[Requirement] Find all lines in the listing that include the word "høsten", then copy them.

Extracted records
= = = =

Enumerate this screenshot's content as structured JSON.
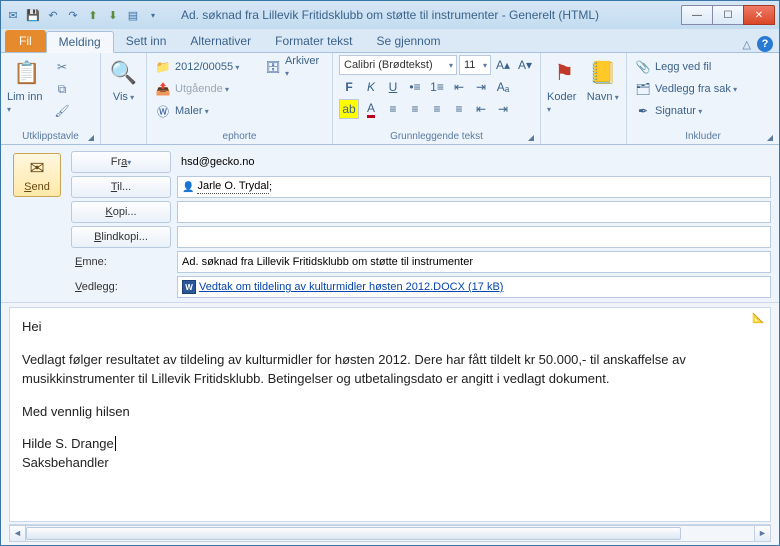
{
  "window": {
    "title": "Ad. søknad fra Lillevik Fritidsklubb om støtte til instrumenter - Generelt (HTML)"
  },
  "tabs": {
    "file": "Fil",
    "t1": "Melding",
    "t2": "Sett inn",
    "t3": "Alternativer",
    "t4": "Formater tekst",
    "t5": "Se gjennom"
  },
  "groups": {
    "clipboard": {
      "label": "Utklippstavle",
      "paste": "Lim inn",
      "view": "Vis"
    },
    "ephorte": {
      "label": "ephorte",
      "docnum": "2012/00055",
      "outgoing": "Utgående",
      "templates": "Maler",
      "archive": "Arkiver"
    },
    "font": {
      "label": "Grunnleggende tekst",
      "family": "Calibri (Brødtekst)",
      "size": "11"
    },
    "names": {
      "koder": "Koder",
      "navn": "Navn"
    },
    "include": {
      "label": "Inkluder",
      "attach_file": "Legg ved fil",
      "attach_case": "Vedlegg fra sak",
      "signature": "Signatur"
    }
  },
  "compose": {
    "send": "Send",
    "from_btn": "Fra",
    "from_value": "hsd@gecko.no",
    "to_btn": "Til...",
    "to_value": "Jarle O. Trydal",
    "cc_btn": "Kopi...",
    "bcc_btn": "Blindkopi...",
    "subject_label": "Emne:",
    "subject_value": "Ad. søknad fra Lillevik Fritidsklubb om støtte til instrumenter",
    "attach_label": "Vedlegg:",
    "attach_name": "Vedtak om tildeling av kulturmidler høsten 2012.DOCX (17 kB)"
  },
  "body": {
    "greeting": "Hei",
    "para": "Vedlagt følger resultatet av tildeling av kulturmidler for høsten 2012. Dere har fått tildelt kr 50.000,- til anskaffelse av musikkinstrumenter til Lillevik Fritidsklubb. Betingelser og utbetalingsdato er angitt i vedlagt dokument.",
    "closing": "Med vennlig hilsen",
    "name": "Hilde S. Drange",
    "role": "Saksbehandler"
  }
}
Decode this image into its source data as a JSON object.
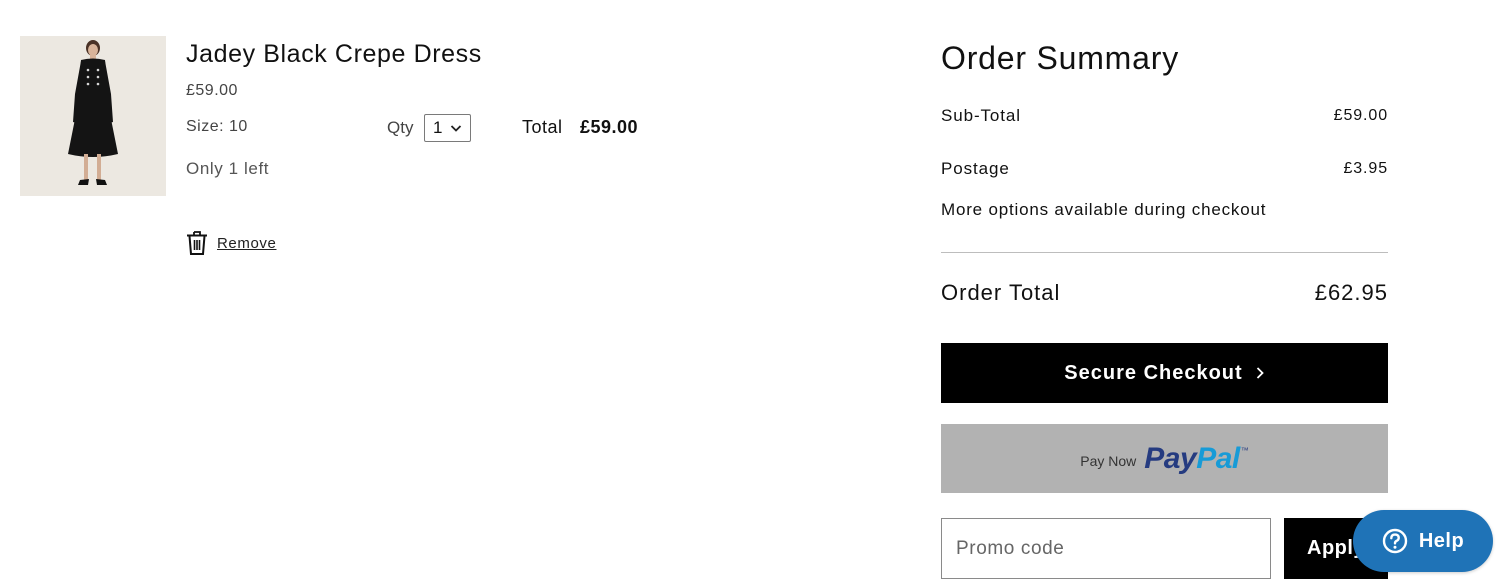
{
  "product": {
    "name": "Jadey Black Crepe Dress",
    "price": "£59.00",
    "size": "Size: 10",
    "stock": "Only 1 left",
    "qty_label": "Qty",
    "qty_value": "1",
    "line_total_label": "Total",
    "line_total_value": "£59.00",
    "remove_label": "Remove"
  },
  "summary": {
    "title": "Order Summary",
    "subtotal_label": "Sub-Total",
    "subtotal_value": "£59.00",
    "postage_label": "Postage",
    "postage_value": "£3.95",
    "postage_note": "More options available during checkout",
    "order_total_label": "Order Total",
    "order_total_value": "£62.95",
    "checkout_label": "Secure Checkout",
    "paypal_prefix": "Pay Now",
    "paypal_word_1": "Pay",
    "paypal_word_2": "Pal",
    "paypal_tm": "™",
    "promo_placeholder": "Promo code",
    "apply_label": "Apply"
  },
  "help": {
    "label": "Help"
  },
  "colors": {
    "checkout_bg": "#000000",
    "paypal_bg": "#b2b2b2",
    "paypal_dark": "#253b80",
    "paypal_light": "#179bd7",
    "help_bg": "#1f73b7"
  },
  "icons": {
    "product_image": "product-thumbnail",
    "qty_dropdown": "chevron-down-icon",
    "remove": "trash-icon",
    "checkout": "chevron-right-icon",
    "help": "question-circle-icon"
  }
}
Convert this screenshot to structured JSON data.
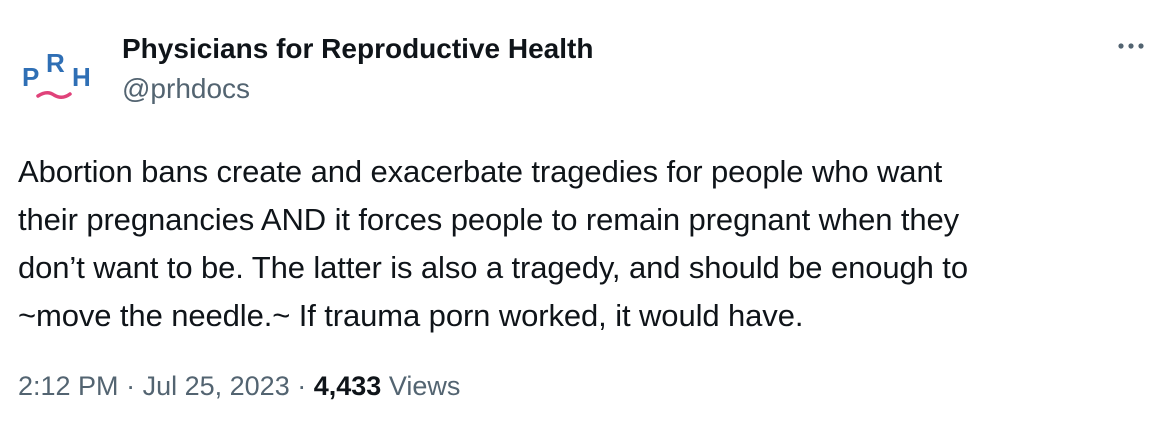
{
  "author": {
    "display_name": "Physicians for Reproductive Health",
    "handle": "@prhdocs",
    "avatar_logo_text": "PRH",
    "colors": {
      "logo_blue": "#2f6fb5",
      "logo_pink": "#e0427a"
    }
  },
  "more_menu": {
    "icon": "more-horizontal-icon"
  },
  "tweet": {
    "text": "Abortion bans create and exacerbate tragedies for people who want\ntheir pregnancies AND it forces people to remain pregnant when they\ndon’t want to be. The latter is also a tragedy, and should be enough to\n~move the needle.~ If trauma porn worked, it would have."
  },
  "meta": {
    "time": "2:12 PM",
    "separator": "·",
    "date": "Jul 25, 2023",
    "views_count": "4,433",
    "views_label": "Views"
  },
  "colors": {
    "text_primary": "#0f1419",
    "text_secondary": "#536471",
    "background": "#ffffff"
  }
}
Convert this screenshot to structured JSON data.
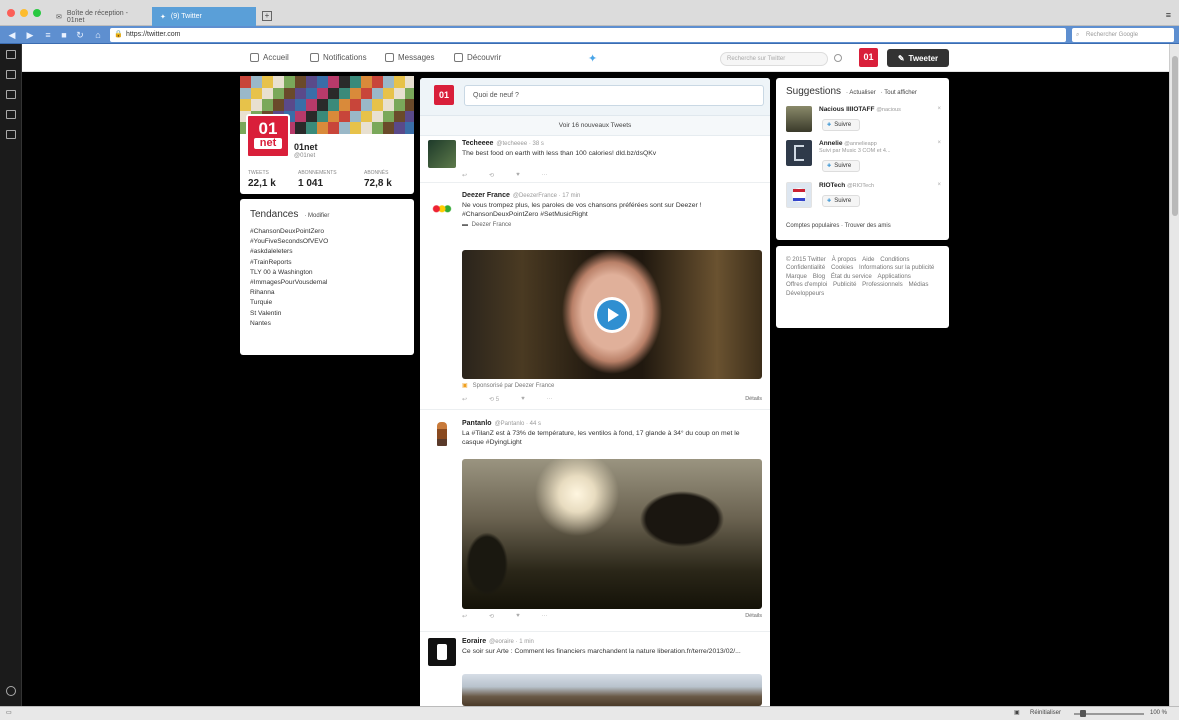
{
  "browser": {
    "tabs": [
      {
        "label": "Boîte de réception - 01net"
      },
      {
        "label": "(9) Twitter"
      }
    ],
    "new_tab": "+",
    "url": "https://twitter.com",
    "search_placeholder": "Rechercher Google"
  },
  "nav": {
    "home": "Accueil",
    "notifications": "Notifications",
    "messages": "Messages",
    "discover": "Découvrir",
    "search_placeholder": "Recherche sur Twitter",
    "avatar": "01",
    "tweet_button": "Tweeter"
  },
  "profile": {
    "name": "01net",
    "handle": "@01net",
    "avatar_line1": "01",
    "avatar_line2": "net",
    "stats": [
      {
        "label": "Tweets",
        "value": "22,1 k"
      },
      {
        "label": "Abonnements",
        "value": "1 041"
      },
      {
        "label": "Abonnés",
        "value": "72,8 k"
      }
    ]
  },
  "trends": {
    "title": "Tendances",
    "modify": "· Modifier",
    "items": [
      "#ChansonDeuxPointZero",
      "#YouFiveSecondsOfVEVO",
      "#askdaleleters",
      "#TrainReports",
      "TLY 00 à Washington",
      "#ImmagesPourVousdemal",
      "Rihanna",
      "Turquie",
      "St Valentin",
      "Nantes"
    ]
  },
  "timeline": {
    "composer_avatar": "01",
    "composer_placeholder": "Quoi de neuf ?",
    "new_tweets": "Voir 16 nouveaux Tweets",
    "tweets": [
      {
        "name": "Techeeee",
        "meta": "@techeeee · 38 s",
        "text": "The best food on earth with less than 100 calories! dld.bz/dsQKv",
        "actions": [
          "↩",
          "⟲",
          "♥",
          "···"
        ],
        "detail": ""
      },
      {
        "name": "Deezer France",
        "meta": "@DeezerFrance · 17 min",
        "text": "Ne vous trompez plus, les paroles de vos chansons préférées sont sur Deezer ! #ChansonDeuxPointZero #SetMusicRight",
        "source": "Deezer France",
        "sponsored": "Sponsorisé par Deezer France",
        "actions": [
          "↩",
          "⟲ 5",
          "♥",
          "···"
        ],
        "detail": "Détails"
      },
      {
        "name": "Pantanlo",
        "meta": "@Pantanlo · 44 s",
        "text": "La #TilanZ est à 73% de température, les ventilos à fond, 17 glande à 34° du coup on met le casque #DyingLight",
        "actions": [
          "↩",
          "⟲",
          "♥",
          "···"
        ],
        "detail": "Détails"
      },
      {
        "name": "Eoraire",
        "meta": "@eoraire · 1 min",
        "text": "Ce soir sur Arte : Comment les financiers marchandent la nature liberation.fr/terre/2013/02/...",
        "actions": [],
        "detail": ""
      }
    ]
  },
  "suggestions": {
    "title": "Suggestions",
    "refresh": "· Actualiser",
    "view_all": "· Tout afficher",
    "follow_label": "Suivre",
    "users": [
      {
        "name": "Nacious IIIIOTAFF",
        "meta": "@nacious"
      },
      {
        "name": "Annelie",
        "meta": "@annelieapp",
        "sub": "Suivi par Music 3 COM et 4..."
      },
      {
        "name": "RIOTech",
        "meta": "@RIOTech"
      }
    ],
    "footer": "Comptes populaires · Trouver des amis"
  },
  "footer_links": [
    "© 2015 Twitter",
    "À propos",
    "Aide",
    "Conditions",
    "Confidentialité",
    "Cookies",
    "Informations sur la publicité",
    "Marque",
    "Blog",
    "État du service",
    "Applications",
    "Offres d'emploi",
    "Publicité",
    "Professionnels",
    "Médias",
    "Développeurs"
  ],
  "statusbar": {
    "zoom_label": "Réinitialiser",
    "zoom_value": "100 %"
  }
}
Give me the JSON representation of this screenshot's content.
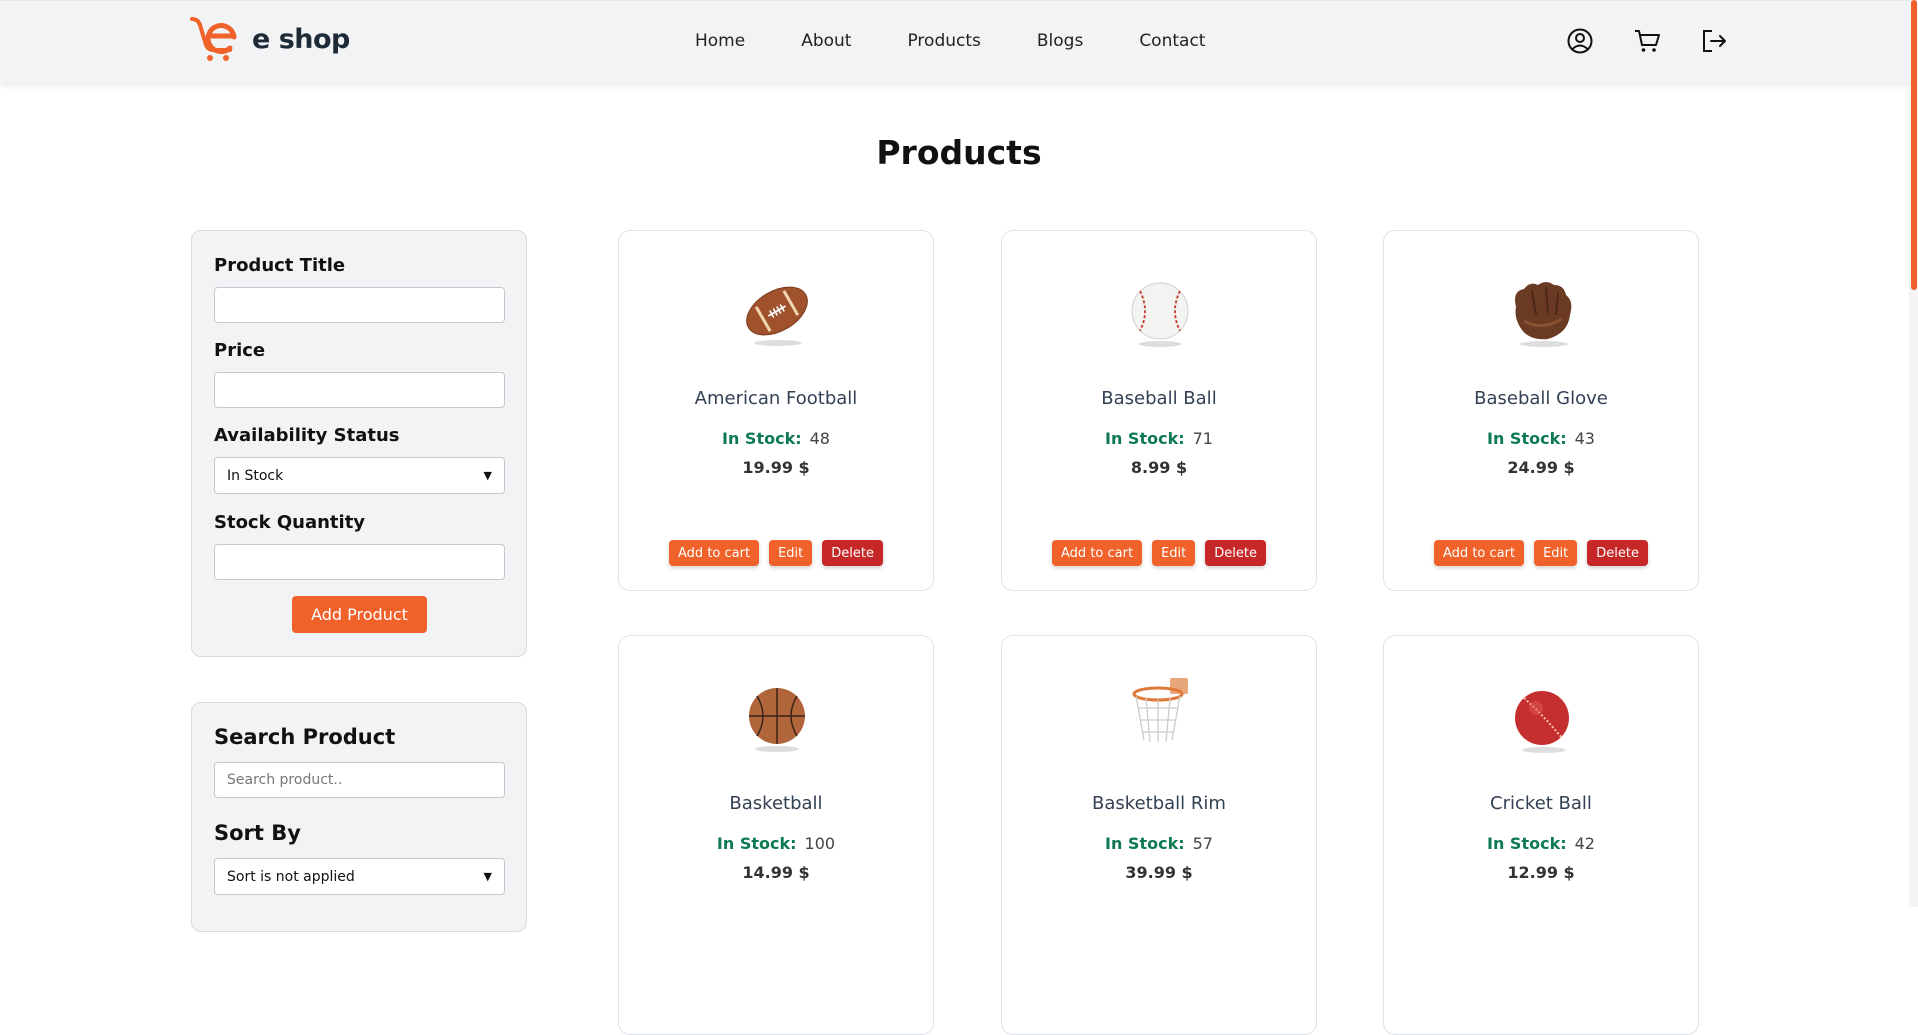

= = = =

[Output below]
    "attach_name": "Vedtak om tildeling av kulturmidler høsten 2012.DOCX (17 kB)"
    "para": "Vedlagt følger resultatet av tildeling av kulturmidler for høsten 2012. Dere har fått tildelt kr 50.000,- til anskaffelse av musikkinstrumenter til Lillevik Fritidsklubb. Betingelser og utbetalingsdato er angitt i vedlagt dokument.",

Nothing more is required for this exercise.